● TASK DIRECTIONS
Go through the lines below. Copy those with "close".

● SUPPLIED MATERIAL
------

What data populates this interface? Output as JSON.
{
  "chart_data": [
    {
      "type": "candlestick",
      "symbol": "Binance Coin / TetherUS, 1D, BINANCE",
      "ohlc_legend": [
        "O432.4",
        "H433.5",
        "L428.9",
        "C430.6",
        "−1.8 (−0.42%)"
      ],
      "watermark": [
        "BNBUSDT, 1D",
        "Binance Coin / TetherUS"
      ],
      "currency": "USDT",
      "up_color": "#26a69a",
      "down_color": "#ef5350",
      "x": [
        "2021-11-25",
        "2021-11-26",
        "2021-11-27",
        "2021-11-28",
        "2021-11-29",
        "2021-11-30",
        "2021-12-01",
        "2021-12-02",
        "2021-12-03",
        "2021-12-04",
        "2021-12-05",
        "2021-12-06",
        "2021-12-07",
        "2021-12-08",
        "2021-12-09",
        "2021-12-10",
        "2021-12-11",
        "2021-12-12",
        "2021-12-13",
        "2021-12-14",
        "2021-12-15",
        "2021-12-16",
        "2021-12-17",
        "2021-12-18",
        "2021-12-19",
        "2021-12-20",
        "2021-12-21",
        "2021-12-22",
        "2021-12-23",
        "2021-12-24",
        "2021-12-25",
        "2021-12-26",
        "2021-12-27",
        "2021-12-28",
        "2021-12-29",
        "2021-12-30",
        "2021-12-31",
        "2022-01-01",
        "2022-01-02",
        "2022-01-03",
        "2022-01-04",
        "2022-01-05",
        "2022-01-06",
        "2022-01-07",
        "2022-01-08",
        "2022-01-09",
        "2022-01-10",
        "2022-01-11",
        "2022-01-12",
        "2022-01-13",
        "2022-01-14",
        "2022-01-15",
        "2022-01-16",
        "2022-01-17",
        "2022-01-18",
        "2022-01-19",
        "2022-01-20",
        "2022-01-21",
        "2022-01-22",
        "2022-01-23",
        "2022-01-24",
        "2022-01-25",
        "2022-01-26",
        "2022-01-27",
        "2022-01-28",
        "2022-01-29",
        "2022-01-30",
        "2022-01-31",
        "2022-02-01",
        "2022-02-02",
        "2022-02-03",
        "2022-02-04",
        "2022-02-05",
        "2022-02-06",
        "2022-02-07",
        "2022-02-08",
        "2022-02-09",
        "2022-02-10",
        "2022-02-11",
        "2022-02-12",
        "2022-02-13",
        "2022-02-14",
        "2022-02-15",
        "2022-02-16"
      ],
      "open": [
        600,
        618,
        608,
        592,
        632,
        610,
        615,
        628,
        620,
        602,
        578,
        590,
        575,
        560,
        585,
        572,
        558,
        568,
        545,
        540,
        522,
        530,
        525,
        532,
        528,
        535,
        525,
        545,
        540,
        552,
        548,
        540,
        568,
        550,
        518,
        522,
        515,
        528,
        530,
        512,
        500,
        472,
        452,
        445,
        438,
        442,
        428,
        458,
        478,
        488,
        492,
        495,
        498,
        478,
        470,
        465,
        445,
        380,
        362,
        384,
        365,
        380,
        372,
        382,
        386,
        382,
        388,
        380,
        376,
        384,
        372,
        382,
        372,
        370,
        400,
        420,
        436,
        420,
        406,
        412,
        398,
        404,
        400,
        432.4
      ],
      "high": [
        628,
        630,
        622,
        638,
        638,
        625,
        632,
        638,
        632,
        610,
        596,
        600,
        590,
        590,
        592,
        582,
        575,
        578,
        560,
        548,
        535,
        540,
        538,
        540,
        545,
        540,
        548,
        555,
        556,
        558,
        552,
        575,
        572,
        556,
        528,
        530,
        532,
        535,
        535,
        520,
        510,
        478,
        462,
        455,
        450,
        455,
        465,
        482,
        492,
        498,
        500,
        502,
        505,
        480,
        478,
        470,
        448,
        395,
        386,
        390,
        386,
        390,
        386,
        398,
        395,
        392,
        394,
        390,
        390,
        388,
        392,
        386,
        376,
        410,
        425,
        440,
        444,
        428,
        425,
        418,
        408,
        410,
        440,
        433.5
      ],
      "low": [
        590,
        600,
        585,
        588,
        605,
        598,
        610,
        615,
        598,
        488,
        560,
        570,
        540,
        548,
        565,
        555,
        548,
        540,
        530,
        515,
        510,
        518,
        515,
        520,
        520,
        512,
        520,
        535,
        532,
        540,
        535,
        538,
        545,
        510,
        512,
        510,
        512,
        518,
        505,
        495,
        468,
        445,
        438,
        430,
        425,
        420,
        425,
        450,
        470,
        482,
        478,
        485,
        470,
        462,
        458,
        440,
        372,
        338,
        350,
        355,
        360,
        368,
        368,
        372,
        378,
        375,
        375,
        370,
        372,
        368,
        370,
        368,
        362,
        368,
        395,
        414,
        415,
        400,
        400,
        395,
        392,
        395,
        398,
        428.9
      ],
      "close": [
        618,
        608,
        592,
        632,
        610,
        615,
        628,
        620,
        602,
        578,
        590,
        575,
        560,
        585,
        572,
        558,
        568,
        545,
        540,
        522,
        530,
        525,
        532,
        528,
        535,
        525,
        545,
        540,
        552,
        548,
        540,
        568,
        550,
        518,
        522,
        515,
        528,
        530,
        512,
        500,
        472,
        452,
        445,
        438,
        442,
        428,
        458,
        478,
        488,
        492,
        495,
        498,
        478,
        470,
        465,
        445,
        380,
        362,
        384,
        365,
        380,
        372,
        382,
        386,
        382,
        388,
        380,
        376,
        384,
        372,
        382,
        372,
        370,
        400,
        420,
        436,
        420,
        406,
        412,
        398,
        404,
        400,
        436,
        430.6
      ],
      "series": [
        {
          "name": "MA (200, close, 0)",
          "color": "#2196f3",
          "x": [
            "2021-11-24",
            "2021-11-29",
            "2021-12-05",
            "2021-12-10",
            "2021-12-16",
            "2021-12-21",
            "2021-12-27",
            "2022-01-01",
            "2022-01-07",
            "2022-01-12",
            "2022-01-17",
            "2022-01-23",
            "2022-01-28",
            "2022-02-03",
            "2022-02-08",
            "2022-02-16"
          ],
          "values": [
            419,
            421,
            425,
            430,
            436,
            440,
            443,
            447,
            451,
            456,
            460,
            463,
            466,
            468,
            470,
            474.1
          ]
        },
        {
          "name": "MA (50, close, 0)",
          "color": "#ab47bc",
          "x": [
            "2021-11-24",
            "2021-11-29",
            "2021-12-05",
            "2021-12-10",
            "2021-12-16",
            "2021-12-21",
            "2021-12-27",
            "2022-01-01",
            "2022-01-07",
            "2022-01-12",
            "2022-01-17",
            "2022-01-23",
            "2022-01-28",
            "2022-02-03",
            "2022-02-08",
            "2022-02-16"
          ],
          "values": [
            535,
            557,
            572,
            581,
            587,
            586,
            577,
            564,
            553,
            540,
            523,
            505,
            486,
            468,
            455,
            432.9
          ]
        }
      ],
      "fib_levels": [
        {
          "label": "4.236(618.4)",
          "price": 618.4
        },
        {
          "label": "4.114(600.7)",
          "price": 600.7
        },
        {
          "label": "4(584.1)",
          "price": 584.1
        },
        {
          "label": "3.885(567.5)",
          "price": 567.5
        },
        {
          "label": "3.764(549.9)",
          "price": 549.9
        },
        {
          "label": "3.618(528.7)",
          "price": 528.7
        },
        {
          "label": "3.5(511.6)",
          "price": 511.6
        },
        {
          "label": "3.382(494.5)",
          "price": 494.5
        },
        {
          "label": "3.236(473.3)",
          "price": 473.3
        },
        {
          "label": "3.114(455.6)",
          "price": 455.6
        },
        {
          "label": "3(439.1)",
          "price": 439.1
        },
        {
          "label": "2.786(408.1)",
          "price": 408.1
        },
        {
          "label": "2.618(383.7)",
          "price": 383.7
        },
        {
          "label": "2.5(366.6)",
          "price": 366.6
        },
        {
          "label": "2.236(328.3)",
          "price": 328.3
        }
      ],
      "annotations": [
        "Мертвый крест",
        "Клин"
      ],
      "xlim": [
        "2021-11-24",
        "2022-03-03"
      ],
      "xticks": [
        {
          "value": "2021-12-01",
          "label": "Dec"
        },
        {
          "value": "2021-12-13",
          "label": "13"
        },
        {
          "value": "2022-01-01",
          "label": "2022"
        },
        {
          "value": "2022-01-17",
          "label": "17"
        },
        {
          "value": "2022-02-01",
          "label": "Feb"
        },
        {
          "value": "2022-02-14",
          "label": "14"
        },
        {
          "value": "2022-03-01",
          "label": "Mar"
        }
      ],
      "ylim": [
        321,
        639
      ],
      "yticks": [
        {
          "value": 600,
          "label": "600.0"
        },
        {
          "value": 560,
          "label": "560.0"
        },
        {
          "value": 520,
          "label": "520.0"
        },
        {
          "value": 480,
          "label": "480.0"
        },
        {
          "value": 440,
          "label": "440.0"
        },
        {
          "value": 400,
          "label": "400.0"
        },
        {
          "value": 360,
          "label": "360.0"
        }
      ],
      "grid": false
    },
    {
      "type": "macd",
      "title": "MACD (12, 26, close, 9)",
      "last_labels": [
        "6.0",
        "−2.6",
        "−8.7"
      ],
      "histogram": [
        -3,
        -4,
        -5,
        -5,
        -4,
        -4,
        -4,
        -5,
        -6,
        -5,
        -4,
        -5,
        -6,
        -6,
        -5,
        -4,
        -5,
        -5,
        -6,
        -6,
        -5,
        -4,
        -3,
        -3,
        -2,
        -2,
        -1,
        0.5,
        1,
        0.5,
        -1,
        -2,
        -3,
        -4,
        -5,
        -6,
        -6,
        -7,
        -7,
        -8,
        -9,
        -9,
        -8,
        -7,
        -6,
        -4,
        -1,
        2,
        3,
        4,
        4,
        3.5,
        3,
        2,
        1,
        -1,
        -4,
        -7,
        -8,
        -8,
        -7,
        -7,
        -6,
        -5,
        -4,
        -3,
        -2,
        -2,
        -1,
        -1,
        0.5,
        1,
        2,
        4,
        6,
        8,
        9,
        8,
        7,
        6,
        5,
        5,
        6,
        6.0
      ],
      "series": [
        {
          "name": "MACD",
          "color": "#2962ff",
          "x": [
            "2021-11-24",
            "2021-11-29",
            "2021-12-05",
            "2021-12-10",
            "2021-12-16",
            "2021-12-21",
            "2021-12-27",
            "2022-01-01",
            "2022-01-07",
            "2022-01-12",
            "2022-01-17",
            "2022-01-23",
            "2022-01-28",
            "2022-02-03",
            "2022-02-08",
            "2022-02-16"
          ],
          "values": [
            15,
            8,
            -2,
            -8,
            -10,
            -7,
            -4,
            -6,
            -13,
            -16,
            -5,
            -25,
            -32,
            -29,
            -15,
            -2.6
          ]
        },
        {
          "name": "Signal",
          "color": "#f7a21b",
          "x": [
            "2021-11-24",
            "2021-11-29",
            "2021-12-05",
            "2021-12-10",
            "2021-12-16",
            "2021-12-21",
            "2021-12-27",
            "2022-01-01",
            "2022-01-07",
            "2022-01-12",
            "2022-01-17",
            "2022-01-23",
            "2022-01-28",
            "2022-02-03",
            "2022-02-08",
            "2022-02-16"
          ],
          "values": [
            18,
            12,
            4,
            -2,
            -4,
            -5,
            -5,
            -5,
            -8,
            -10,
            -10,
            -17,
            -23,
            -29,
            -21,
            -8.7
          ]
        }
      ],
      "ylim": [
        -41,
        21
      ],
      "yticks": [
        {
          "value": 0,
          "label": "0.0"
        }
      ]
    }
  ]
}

------

● THE COMPLETED TASK
      "close": [
          "name": "MA (200, close, 0)",
          "name": "MA (50, close, 0)",
      "title": "MACD (12, 26, close, 9)",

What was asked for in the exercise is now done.